-- Begin MATERIAL FOR THE TASK --

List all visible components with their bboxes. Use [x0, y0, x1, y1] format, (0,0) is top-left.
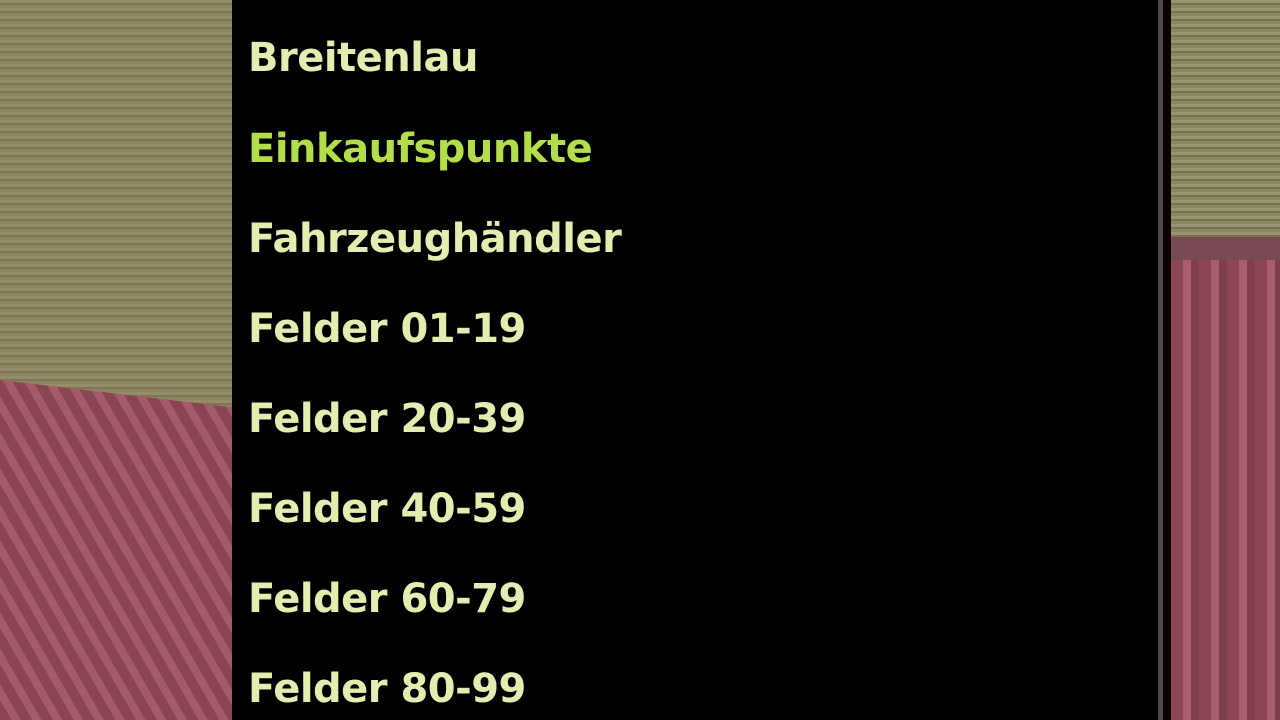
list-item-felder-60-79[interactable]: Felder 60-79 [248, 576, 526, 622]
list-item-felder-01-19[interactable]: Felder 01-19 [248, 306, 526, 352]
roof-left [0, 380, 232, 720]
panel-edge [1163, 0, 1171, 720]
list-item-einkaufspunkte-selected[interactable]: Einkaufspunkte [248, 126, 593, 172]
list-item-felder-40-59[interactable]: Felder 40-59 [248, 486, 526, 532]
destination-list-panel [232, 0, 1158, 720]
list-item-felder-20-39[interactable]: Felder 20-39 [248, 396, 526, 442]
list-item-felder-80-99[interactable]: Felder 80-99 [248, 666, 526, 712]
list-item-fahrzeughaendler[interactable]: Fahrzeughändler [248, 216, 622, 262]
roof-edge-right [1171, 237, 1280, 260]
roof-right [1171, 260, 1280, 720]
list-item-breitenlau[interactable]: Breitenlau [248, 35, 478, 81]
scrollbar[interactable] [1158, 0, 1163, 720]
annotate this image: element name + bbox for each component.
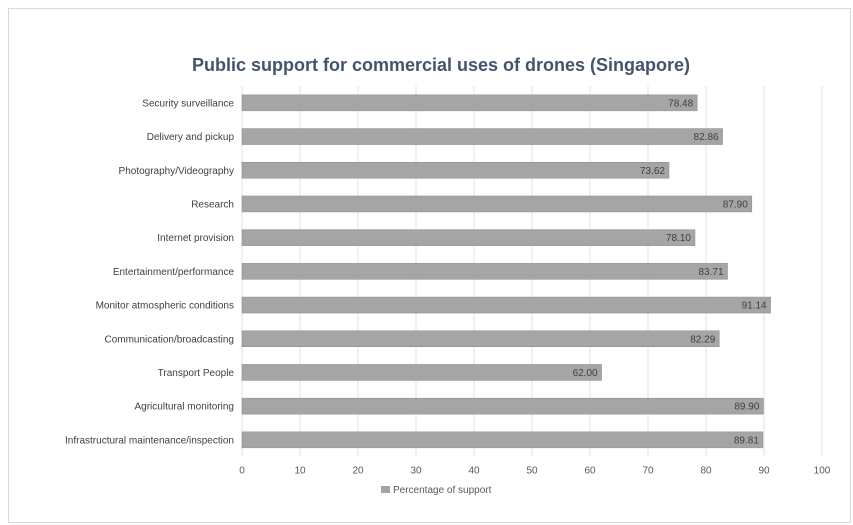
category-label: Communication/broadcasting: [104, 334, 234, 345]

-- End MATERIAL FOR THE TASK --

— DIRECTIONS —
Set out as a JSON list of strings the lines of the material starting at the line that contains "annotate this image: element" and ending with its final line, one string per line and omitting blank lines. Leave the pictures out of the answer.

— EXERCISE SOLUTION —
[
  "annotate this image: element name + bbox for each component.",
  "category-label: Communication/broadcasting: [104, 334, 234, 345]"
]